_Set problem_
Write every record out again exactly as given.

═════ Exercise materials ═════

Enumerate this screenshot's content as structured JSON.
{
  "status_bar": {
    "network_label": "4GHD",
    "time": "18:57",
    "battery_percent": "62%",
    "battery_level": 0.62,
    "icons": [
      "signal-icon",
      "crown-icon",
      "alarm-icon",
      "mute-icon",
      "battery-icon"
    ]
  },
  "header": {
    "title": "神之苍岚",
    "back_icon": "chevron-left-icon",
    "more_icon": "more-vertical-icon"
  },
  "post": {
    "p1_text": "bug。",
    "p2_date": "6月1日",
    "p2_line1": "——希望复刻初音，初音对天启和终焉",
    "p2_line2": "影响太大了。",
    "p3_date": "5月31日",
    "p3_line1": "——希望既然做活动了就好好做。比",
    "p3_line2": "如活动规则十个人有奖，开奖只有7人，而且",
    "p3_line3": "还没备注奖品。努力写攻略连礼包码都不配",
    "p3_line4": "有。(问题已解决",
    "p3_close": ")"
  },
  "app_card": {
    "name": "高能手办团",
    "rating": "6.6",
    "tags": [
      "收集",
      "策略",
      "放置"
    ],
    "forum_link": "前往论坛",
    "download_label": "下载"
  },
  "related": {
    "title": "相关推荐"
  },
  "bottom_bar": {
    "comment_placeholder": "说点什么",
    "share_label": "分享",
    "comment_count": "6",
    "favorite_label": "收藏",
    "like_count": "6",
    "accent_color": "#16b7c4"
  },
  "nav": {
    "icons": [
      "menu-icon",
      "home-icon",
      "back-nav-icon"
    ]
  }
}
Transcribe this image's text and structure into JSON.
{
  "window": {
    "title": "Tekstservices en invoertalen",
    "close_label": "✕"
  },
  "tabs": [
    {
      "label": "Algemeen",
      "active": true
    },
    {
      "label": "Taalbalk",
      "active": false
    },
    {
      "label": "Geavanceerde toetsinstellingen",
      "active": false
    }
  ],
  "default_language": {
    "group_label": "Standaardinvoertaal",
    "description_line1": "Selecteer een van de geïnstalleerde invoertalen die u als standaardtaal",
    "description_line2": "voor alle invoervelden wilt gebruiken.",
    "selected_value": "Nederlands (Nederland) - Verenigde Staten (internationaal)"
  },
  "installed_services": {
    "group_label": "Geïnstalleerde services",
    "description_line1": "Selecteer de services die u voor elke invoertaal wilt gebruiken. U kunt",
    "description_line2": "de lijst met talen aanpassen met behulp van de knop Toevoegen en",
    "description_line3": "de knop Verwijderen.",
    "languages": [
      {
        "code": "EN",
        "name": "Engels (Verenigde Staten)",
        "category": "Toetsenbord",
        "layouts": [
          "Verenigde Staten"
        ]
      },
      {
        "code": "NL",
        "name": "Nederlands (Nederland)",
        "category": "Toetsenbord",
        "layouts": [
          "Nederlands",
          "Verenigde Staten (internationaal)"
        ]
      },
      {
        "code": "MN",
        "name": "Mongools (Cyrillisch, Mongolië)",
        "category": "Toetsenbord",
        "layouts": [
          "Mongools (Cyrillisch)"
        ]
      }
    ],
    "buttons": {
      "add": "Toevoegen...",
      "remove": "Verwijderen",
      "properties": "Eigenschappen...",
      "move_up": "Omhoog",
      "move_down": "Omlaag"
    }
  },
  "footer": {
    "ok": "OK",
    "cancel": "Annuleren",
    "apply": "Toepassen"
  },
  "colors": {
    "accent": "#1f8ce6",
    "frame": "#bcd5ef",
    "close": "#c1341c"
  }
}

═════

_Response_
Enumerate this screenshot's content as structured JSON.
{
  "status_bar": {
    "network_label": "4GHD",
    "time": "18:57",
    "battery_percent": "62%",
    "battery_level": 0.62,
    "icons": [
      "signal-icon",
      "crown-icon",
      "alarm-icon",
      "mute-icon",
      "battery-icon"
    ]
  },
  "header": {
    "title": "神之苍岚",
    "back_icon": "chevron-left-icon",
    "more_icon": "more-vertical-icon"
  },
  "post": {
    "p1_text": "bug。",
    "p2_date": "6月1日",
    "p2_line1": "——希望复刻初音，初音对天启和终焉",
    "p2_line2": "影响太大了。",
    "p3_date": "5月31日",
    "p3_line1": "——希望既然做活动了就好好做。比",
    "p3_line2": "如活动规则十个人有奖，开奖只有7人，而且",
    "p3_line3": "还没备注奖品。努力写攻略连礼包码都不配",
    "p3_line4": "有。(问题已解决",
    "p3_close": ")"
  },
  "app_card": {
    "name": "高能手办团",
    "rating": "6.6",
    "tags": [
      "收集",
      "策略",
      "放置"
    ],
    "forum_link": "前往论坛",
    "download_label": "下载"
  },
  "related": {
    "title": "相关推荐"
  },
  "bottom_bar": {
    "comment_placeholder": "说点什么",
    "share_label": "分享",
    "comment_count": "6",
    "favorite_label": "收藏",
    "like_count": "6",
    "accent_color": "#16b7c4"
  },
  "nav": {
    "icons": [
      "menu-icon",
      "home-icon",
      "back-nav-icon"
    ]
  }
}
Transcribe this image's text and structure into JSON.
{
  "window": {
    "title": "Tekstservices en invoertalen",
    "close_label": "✕"
  },
  "tabs": [
    {
      "label": "Algemeen",
      "active": true
    },
    {
      "label": "Taalbalk",
      "active": false
    },
    {
      "label": "Geavanceerde toetsinstellingen",
      "active": false
    }
  ],
  "default_language": {
    "group_label": "Standaardinvoertaal",
    "description_line1": "Selecteer een van de geïnstalleerde invoertalen die u als standaardtaal",
    "description_line2": "voor alle invoervelden wilt gebruiken.",
    "selected_value": "Nederlands (Nederland) - Verenigde Staten (internationaal)"
  },
  "installed_services": {
    "group_label": "Geïnstalleerde services",
    "description_line1": "Selecteer de services die u voor elke invoertaal wilt gebruiken. U kunt",
    "description_line2": "de lijst met talen aanpassen met behulp van de knop Toevoegen en",
    "description_line3": "de knop Verwijderen.",
    "languages": [
      {
        "code": "EN",
        "name": "Engels (Verenigde Staten)",
        "category": "Toetsenbord",
        "layouts": [
          "Verenigde Staten"
        ]
      },
      {
        "code": "NL",
        "name": "Nederlands (Nederland)",
        "category": "Toetsenbord",
        "layouts": [
          "Nederlands",
          "Verenigde Staten (internationaal)"
        ]
      },
      {
        "code": "MN",
        "name": "Mongools (Cyrillisch, Mongolië)",
        "category": "Toetsenbord",
        "layouts": [
          "Mongools (Cyrillisch)"
        ]
      }
    ],
    "buttons": {
      "add": "Toevoegen...",
      "remove": "Verwijderen",
      "properties": "Eigenschappen...",
      "move_up": "Omhoog",
      "move_down": "Omlaag"
    }
  },
  "footer": {
    "ok": "OK",
    "cancel": "Annuleren",
    "apply": "Toepassen"
  },
  "colors": {
    "accent": "#1f8ce6",
    "frame": "#bcd5ef",
    "close": "#c1341c"
  }
}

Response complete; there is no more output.